Short task 1 = Copy the part of the Selenium article starting with "# Import the" and going on through "options = webdriver.ChromeOptions()", keeping every character unchanged.

Source =
Open In App

Controlling the Web Browser with Python

Last Updated : 23 Sep, 2021
Improve
Improve
Like Article
Like
Save
Share
Report

In this article, we are going to see how to control the web browser with Python using selenium. Selenium is an open-source tool that automates web browsers. It provides a single interface that lets you write test scripts in programming languages like Ruby, Java, NodeJS, PHP, Perl, Python, and C#, etc.

To install this module, run these commands into your terminal:

pip install selenium

For automation please download the latest Google Chrome along with chromedriver from here.

Here we will automate the authorization at “https://auth.geeksforgeeks.org” and extract the Name, Email, Institute name from the logged-in profile.

Initialization and Authorization

First, we need to initiate the web driver using selenium and send a get request to the url and Identify the HTML document and find the input tags and button tags that accept username/email, password, and sign-in button.

To send the user given email and password to the input tags respectively:

driver.find_element_by_name('user').send_keys(email)
driver.find_element_by_name('pass').send_keys(password)

Identify the button tag and click on it using the CSS selector via selenium webdriver:

 driver.find_element_by_css_selector(‘button.btn.btn-green.signin-button’).click()

Scraping Data

Scraping Basic Information from GFG Profile

After clicking on Sign in, a new page should be loaded containing the Name, Institute Name, and Email id. Identify the tags containing the above data and select them.

container = driver.find_elements_by_css_selector(‘div.mdl-cell.mdl-cell–9-col.mdl-cell–12-col-phone.textBold’)

Get the text from each of these tags from the returned list of selected css selectors:

name = container[0].text
try:
    institution = container[1].find_element_by_css_selector('a').text
except:
    institution = container[1].text
email_id = container[2].text

Finally, print the output:

print({"Name": name, "Institution": institution, "Email ID": email})

Scraping Information from Practice tab

Click on the Practice tab and wait for few seconds to load the page.

driver.find_elements_by_css_selector('a.mdl-navigation__link')[1].click()

Find the container containing all the information and select the grids using CSS selector from the container having information.

container = driver.find_element_by_css_selector(‘div.mdl-cell.mdl-cell–7-col.mdl-cell–12-col-phone.whiteBgColor.mdl-shadow–2dp.userMainDiv’)

grids = container.find_elements_by_css_selector(‘div.mdl-grid’)

Iterate each of the selected grids and extract the text from it and add it to a set/list for output.

res = set()
for grid in grids:
    res.add(grid.text.replace('\n',':'))

Below is the full implementation:

Python3




# Import the required modules
from selenium import webdriver
import time
  
# Main Function
if __name__ == '__main__':
  
    # Provide the email and password
    email = 'example@example.com'
    password = 'password'
  
    options = webdriver.ChromeOptions()

Short task 2 = Please repeat exactly the lines of the records starting with the line that contains "paragraph-text: Les hémorragies" and going on through the line that contains "running-header — [76, 78, 738, 108]", including both of those lines and nothing else.

Extracted information =
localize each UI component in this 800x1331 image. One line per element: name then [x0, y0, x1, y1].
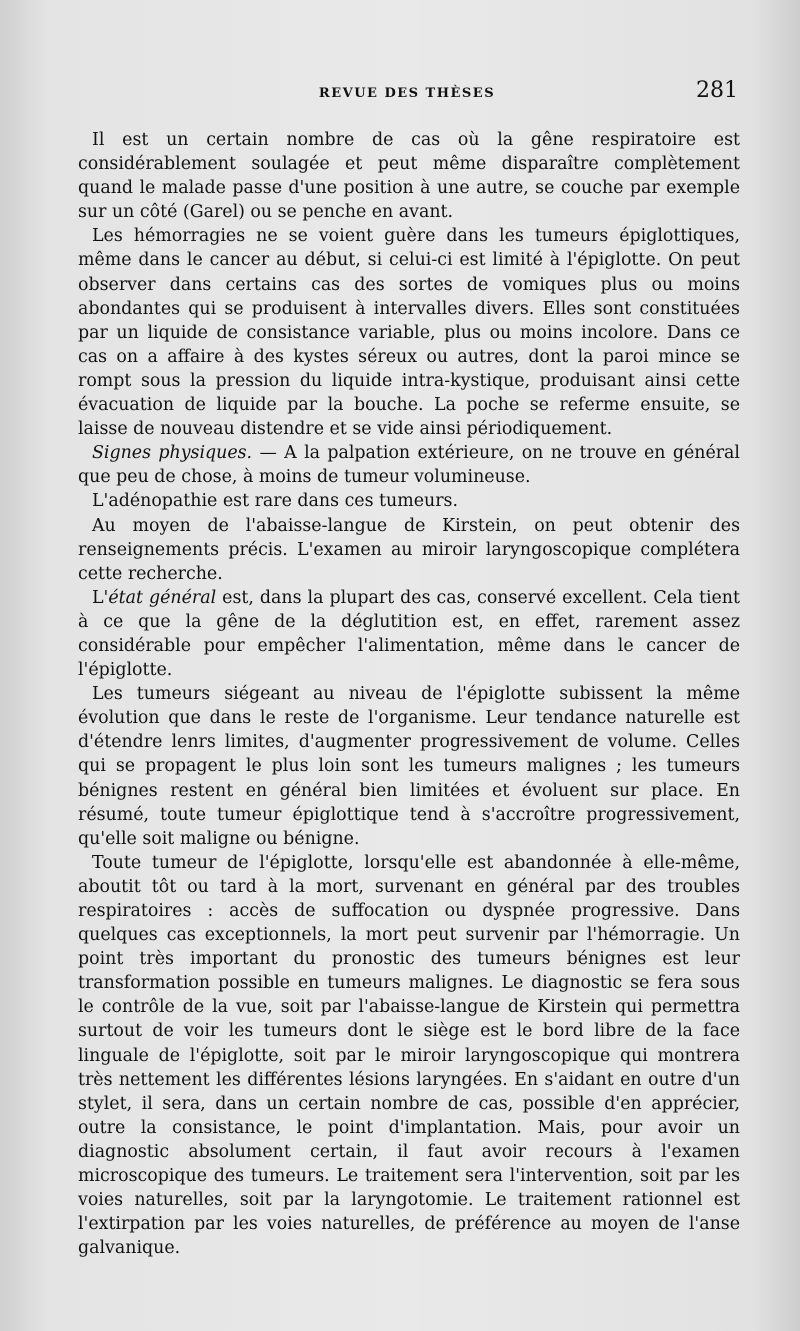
paragraph-text: Les hémorragies ne se voient guère dans les tumeurs épiglottiques, même dans le cancer au début, si celui-ci est limité à l'épiglotte. On peut observer dans certains cas des sortes de vomiques plus ou moins abondantes qui se produisent à intervalles divers. Elles sont constituées par un liquide de consistance variable, plus ou moins incolore. Dans ce cas on a affaire à des kystes séreux ou autres, dont la paroi mince se rompt sous la pression du liquide intra-kystique, produisant ainsi cette évacuation de liquide par la bouche. La poche se referme ensuite, se laisse de nouveau distendre et se vide ainsi périodiquement. — [78, 226, 740, 440]
paragraph-text: — A la palpation extérieure, on ne trouve en général que peu de chose, à moins de tumeur volumineuse. — [78, 443, 740, 488]
body-text — [78, 128, 740, 1260]
paragraph-text: Il est un certain nombre de cas où la gêne respiratoire est considérablement soulagée et peut même disparaître complètement quand le malade passe d'une position à une autre, se couche par exemple sur un côté (Garel) ou se penche en avant. — [78, 130, 740, 223]
paragraph-text: L'adénopathie est rare dans ces tumeurs. — [92, 491, 458, 512]
paragraph-1 — [78, 128, 740, 224]
running-header — [76, 78, 738, 108]
paragraph-text: Au moyen de l'abaisse-langue de Kirstein, on peut obtenir des renseignements précis. L'examen au miroir laryngoscopique complétera cette recherche. — [78, 515, 740, 584]
running-title: REVUE DES THÈSES — [318, 86, 496, 101]
paragraph-8 — [78, 851, 740, 1261]
paragraph-3 — [78, 441, 740, 489]
paragraph-2 — [78, 224, 740, 441]
paragraph-text: Les tumeurs siégeant au niveau de l'épiglotte subissent la même évolution que dans le reste de l'organisme. Leur tendance naturelle est d'étendre lenrs limites, d'augmenter progressivement de volume. Celles qui se propagent le plus loin sont les tumeurs malignes ; les tumeurs bénignes restent en général bien limitées et évoluent sur place. En résumé, toute tumeur épiglottique tend à s'accroître progressivement, qu'elle soit maligne ou bénigne. — [78, 684, 740, 849]
paragraph-text: est, dans la plupart des cas, conservé excellent. Cela tient à ce que la gêne de la déglutition est, en effet, rarement assez considérable pour empêcher l'alimentation, même dans le cancer de l'épiglotte. — [78, 587, 740, 681]
paragraph-4 — [78, 489, 740, 513]
paragraph-7 — [78, 682, 740, 851]
paragraph-6 — [78, 586, 740, 682]
page-number: 281 — [696, 78, 738, 103]
paragraph-5 — [78, 514, 740, 586]
section-heading-signes-physiques: Signes physiques. — [92, 443, 253, 464]
paragraph-prefix: L' — [92, 587, 109, 608]
paragraph-text: Toute tumeur de l'épiglotte, lorsqu'elle est abandonnée à elle-même, aboutit tôt ou tard à la mort, survenant en général par des troubles respiratoires : accès de suffocation ou dyspnée progressive. Dans quelques cas exceptionnels, la mort peut survenir par l'hémorragie. Un point très important du pronostic des tumeurs bénignes est leur transformation possible en tumeurs malignes. Le diagnostic se fera sous le contrôle de la vue, soit par l'abaisse-langue de Kirstein qui permettra surtout de voir les tumeurs dont le siège est le bord libre de la face linguale de l'épiglotte, soit par le miroir laryngoscopique qui montrera très nettement les différentes lésions laryngées. En s'aidant en outre d'un stylet, il sera, dans un certain nombre de cas, possible d'en apprécier, outre la consistance, le point d'implantation. Mais, pour avoir un diagnostic absolument certain, il faut avoir recours à l'examen microscopique des tumeurs. Le traitement sera l'intervention, soit par les voies naturelles, soit par la laryngotomie. Le traitement rationnel est l'extirpation par les voies naturelles, de préférence au moyen de l'anse galvanique. — [78, 852, 740, 1259]
emphasis-etat-general: état général — [108, 587, 217, 608]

Correct output 1 =
# Import the required modules
from selenium import webdriver
import time
  
# Main Function
if __name__ == '__main__':
  
    # Provide the email and password
    email = 'example@example.com'
    password = 'password'
  
    options = webdriver.ChromeOptions()

Correct output 2 =
paragraph-text: Les hémorragies ne se voient guère dans les tumeurs épiglottiques, même dans le cancer au début, si celui-ci est limité à l'épiglotte. On peut observer dans certains cas des sortes de vomiques plus ou moins abondantes qui se produisent à intervalles divers. Elles sont constituées par un liquide de consistance variable, plus ou moins incolore. Dans ce cas on a affaire à des kystes séreux ou autres, dont la paroi mince se rompt sous la pression du liquide intra-kystique, produisant ainsi cette évacuation de liquide par la bouche. La poche se referme ensuite, se laisse de nouveau distendre et se vide ainsi périodiquement. — [78, 226, 740, 440]
paragraph-text: — A la palpation extérieure, on ne trouve en général que peu de chose, à moins de tumeur volumineuse. — [78, 443, 740, 488]
body-text — [78, 128, 740, 1260]
paragraph-text: Il est un certain nombre de cas où la gêne respiratoire est considérablement soulagée et peut même disparaître complètement quand le malade passe d'une position à une autre, se couche par exemple sur un côté (Garel) ou se penche en avant. — [78, 130, 740, 223]
paragraph-text: L'adénopathie est rare dans ces tumeurs. — [92, 491, 458, 512]
paragraph-1 — [78, 128, 740, 224]
running-header — [76, 78, 738, 108]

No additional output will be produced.